Request
Copy each line of the records that holds the string "color".

-- begin Record extracts --

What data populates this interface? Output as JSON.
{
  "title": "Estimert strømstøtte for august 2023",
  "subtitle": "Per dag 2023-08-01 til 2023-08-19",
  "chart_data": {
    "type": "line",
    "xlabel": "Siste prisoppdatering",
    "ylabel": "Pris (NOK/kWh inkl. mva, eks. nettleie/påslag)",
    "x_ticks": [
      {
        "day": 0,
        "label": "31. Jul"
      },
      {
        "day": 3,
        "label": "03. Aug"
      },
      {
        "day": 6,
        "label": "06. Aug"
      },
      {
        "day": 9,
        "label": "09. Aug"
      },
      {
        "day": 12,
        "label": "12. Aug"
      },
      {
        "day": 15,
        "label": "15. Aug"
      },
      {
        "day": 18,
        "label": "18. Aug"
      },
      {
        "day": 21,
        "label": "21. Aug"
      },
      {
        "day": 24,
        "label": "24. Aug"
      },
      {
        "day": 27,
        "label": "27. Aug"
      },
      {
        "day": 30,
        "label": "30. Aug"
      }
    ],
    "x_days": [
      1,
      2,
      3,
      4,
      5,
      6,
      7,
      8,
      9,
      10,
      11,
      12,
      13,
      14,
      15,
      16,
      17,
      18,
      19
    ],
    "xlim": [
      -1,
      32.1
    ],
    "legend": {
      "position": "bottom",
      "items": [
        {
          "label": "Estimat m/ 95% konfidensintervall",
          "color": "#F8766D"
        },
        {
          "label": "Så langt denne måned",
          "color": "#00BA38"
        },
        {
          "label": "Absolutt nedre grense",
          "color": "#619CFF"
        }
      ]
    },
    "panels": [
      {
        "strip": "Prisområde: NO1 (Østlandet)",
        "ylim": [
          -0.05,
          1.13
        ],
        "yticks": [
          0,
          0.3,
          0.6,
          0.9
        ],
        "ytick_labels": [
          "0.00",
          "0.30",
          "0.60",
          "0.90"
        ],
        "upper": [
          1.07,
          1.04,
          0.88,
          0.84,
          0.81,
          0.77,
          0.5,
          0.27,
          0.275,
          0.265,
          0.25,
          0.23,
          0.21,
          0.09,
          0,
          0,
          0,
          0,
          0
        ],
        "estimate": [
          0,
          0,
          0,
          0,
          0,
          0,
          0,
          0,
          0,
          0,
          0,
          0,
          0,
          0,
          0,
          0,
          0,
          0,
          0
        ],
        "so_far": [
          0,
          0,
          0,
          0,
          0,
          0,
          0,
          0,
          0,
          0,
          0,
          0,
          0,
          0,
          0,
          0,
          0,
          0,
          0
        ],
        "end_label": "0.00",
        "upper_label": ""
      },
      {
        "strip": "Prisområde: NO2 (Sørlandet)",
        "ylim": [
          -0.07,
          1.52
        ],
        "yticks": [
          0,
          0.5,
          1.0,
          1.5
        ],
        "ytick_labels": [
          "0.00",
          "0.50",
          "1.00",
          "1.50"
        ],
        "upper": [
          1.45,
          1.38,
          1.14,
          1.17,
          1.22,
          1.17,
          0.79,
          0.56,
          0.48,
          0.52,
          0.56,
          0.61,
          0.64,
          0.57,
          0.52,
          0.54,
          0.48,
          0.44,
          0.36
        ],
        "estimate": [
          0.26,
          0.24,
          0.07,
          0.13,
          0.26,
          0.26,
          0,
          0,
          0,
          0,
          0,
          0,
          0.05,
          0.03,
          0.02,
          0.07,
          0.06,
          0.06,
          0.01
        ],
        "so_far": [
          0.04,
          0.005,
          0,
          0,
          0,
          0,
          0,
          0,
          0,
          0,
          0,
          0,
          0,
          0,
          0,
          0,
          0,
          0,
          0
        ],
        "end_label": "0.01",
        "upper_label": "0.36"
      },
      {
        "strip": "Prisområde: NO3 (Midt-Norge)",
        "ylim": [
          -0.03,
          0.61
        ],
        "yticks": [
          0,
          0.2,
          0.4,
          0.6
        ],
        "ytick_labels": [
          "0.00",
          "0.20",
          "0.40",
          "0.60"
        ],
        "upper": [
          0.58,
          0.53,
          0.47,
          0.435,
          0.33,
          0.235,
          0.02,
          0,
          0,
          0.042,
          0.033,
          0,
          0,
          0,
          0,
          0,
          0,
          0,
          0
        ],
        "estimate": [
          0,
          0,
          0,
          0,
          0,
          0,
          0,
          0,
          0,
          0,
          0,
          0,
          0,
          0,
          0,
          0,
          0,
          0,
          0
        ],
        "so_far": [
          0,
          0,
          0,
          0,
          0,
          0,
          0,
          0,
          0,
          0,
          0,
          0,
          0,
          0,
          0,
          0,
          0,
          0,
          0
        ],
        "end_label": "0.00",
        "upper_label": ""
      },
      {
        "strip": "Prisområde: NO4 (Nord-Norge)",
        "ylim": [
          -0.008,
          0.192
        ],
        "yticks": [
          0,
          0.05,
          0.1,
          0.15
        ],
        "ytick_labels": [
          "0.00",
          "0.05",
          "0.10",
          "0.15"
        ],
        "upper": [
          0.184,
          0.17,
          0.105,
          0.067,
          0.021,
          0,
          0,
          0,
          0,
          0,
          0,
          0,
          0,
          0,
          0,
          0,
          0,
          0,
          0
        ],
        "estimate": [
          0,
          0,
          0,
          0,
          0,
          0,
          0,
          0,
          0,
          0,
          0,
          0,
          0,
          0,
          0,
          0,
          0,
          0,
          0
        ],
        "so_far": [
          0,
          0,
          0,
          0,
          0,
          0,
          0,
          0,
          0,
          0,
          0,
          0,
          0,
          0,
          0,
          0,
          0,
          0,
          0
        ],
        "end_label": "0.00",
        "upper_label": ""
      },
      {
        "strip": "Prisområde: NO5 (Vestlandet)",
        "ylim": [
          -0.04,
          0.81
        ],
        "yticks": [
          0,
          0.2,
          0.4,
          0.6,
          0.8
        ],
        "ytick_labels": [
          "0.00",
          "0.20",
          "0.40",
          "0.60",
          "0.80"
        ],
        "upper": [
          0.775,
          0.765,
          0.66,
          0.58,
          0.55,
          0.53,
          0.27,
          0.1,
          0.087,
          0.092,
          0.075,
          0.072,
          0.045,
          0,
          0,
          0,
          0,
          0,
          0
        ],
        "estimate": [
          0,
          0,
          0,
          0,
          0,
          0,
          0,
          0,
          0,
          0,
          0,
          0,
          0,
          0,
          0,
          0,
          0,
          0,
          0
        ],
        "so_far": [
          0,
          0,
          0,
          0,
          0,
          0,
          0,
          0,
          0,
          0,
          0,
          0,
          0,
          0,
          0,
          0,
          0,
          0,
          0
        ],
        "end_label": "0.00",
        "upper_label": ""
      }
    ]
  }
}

-- end Record extracts --

The solution
          "color": "#F8766D"
          "color": "#00BA38"
          "color": "#619CFF"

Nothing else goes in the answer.